[Objective]:
Tally how many lines include "JSON". The number is the whole answer.

(Data entries)
# # # # #

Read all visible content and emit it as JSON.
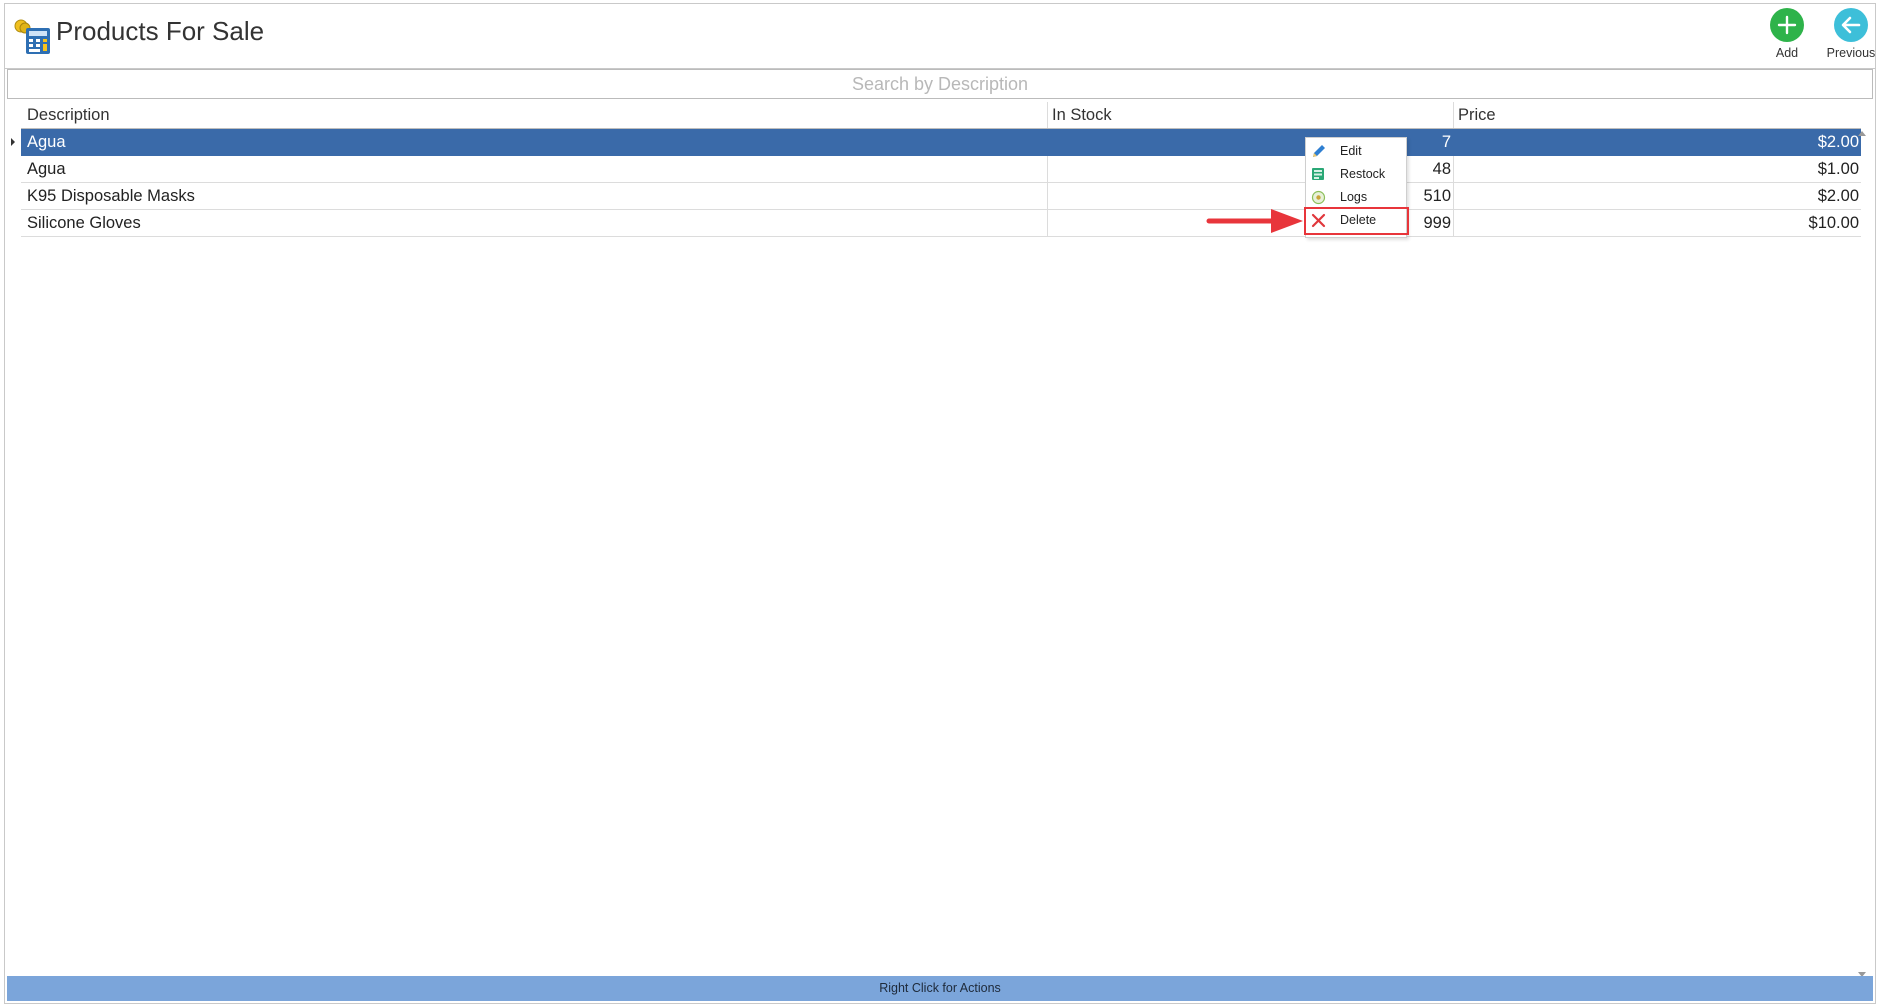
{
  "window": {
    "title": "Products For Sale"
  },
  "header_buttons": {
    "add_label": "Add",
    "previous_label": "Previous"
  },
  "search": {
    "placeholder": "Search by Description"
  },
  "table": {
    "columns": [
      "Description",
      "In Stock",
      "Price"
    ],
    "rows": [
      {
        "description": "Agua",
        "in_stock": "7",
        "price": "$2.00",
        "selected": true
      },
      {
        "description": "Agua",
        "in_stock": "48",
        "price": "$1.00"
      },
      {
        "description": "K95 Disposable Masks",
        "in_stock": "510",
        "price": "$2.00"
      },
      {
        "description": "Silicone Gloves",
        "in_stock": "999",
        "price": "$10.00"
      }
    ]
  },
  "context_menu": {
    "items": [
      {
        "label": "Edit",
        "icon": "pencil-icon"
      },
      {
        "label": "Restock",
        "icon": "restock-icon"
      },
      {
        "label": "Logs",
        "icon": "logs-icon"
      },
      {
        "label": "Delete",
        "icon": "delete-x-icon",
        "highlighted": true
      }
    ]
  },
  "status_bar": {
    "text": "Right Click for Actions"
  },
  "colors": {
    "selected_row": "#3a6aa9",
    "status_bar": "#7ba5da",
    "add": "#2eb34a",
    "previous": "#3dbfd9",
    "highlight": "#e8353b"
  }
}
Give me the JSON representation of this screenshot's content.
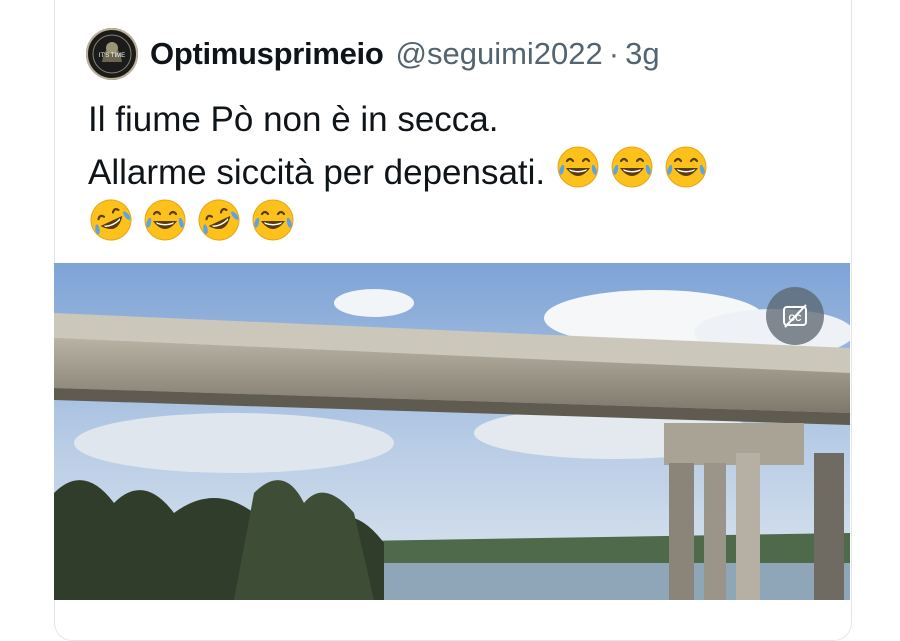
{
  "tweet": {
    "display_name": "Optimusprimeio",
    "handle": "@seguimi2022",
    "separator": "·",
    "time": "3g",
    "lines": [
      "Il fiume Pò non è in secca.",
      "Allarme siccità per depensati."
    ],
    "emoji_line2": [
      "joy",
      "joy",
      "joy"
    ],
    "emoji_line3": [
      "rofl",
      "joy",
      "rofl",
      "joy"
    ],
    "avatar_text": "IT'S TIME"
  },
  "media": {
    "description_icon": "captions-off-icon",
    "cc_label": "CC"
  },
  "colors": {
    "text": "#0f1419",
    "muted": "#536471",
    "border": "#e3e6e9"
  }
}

# # # # #

[The completed task]:
2